(Work to complete): Scan the material below for lines with the word "situación" and report how many there are, with nothing added.

:: Entries shown ::

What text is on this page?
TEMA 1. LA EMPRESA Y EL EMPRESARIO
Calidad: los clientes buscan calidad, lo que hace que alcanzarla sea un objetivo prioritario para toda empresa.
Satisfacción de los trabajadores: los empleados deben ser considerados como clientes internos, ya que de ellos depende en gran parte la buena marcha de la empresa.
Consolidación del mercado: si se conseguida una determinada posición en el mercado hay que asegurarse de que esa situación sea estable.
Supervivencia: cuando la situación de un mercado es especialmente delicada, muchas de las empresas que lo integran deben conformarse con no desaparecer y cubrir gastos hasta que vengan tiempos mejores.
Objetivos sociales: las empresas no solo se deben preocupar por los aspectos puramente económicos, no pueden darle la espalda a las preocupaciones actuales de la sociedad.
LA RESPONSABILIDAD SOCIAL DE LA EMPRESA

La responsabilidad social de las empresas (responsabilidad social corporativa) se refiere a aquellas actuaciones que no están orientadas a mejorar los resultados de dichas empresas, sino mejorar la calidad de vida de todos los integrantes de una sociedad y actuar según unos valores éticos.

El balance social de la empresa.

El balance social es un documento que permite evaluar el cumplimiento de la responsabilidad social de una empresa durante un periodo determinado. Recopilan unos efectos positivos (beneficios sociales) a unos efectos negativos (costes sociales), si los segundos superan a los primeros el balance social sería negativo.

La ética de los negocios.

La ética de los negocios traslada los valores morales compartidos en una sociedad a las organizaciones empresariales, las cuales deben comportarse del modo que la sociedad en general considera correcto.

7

:::
:: Entries shown ::

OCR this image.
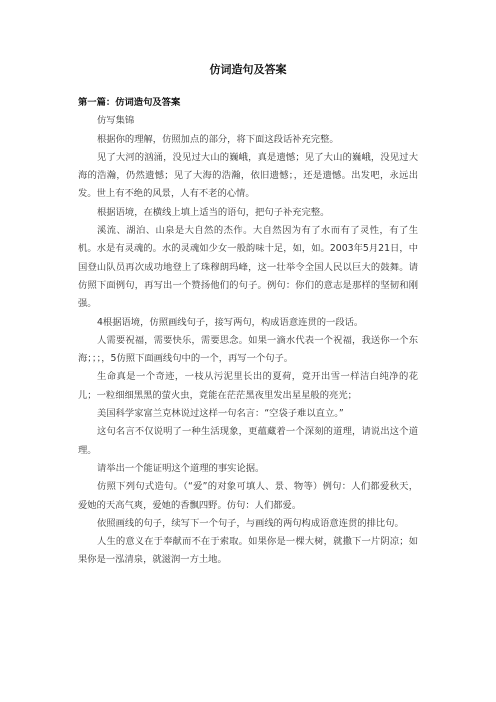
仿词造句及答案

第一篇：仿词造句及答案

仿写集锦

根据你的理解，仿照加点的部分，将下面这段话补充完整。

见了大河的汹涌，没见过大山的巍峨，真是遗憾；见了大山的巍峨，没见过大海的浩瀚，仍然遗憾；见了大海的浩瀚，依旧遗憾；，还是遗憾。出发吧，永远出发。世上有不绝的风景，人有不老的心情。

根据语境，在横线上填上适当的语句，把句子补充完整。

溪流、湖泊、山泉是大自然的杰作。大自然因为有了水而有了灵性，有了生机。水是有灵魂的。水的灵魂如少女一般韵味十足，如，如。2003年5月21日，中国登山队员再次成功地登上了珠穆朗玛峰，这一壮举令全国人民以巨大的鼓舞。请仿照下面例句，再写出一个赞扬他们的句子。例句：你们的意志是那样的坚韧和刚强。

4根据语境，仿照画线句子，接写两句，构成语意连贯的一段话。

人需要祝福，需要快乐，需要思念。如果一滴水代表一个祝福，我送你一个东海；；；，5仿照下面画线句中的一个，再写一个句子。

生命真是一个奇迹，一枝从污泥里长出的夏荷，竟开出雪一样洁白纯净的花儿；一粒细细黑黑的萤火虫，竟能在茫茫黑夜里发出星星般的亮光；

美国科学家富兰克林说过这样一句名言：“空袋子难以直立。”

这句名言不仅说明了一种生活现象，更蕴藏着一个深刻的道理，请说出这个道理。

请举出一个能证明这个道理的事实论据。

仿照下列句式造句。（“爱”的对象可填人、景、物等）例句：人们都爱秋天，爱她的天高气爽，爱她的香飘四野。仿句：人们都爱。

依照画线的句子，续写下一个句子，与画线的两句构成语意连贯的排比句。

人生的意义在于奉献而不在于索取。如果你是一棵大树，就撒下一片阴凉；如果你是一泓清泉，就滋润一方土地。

:::

(Expected answer): 2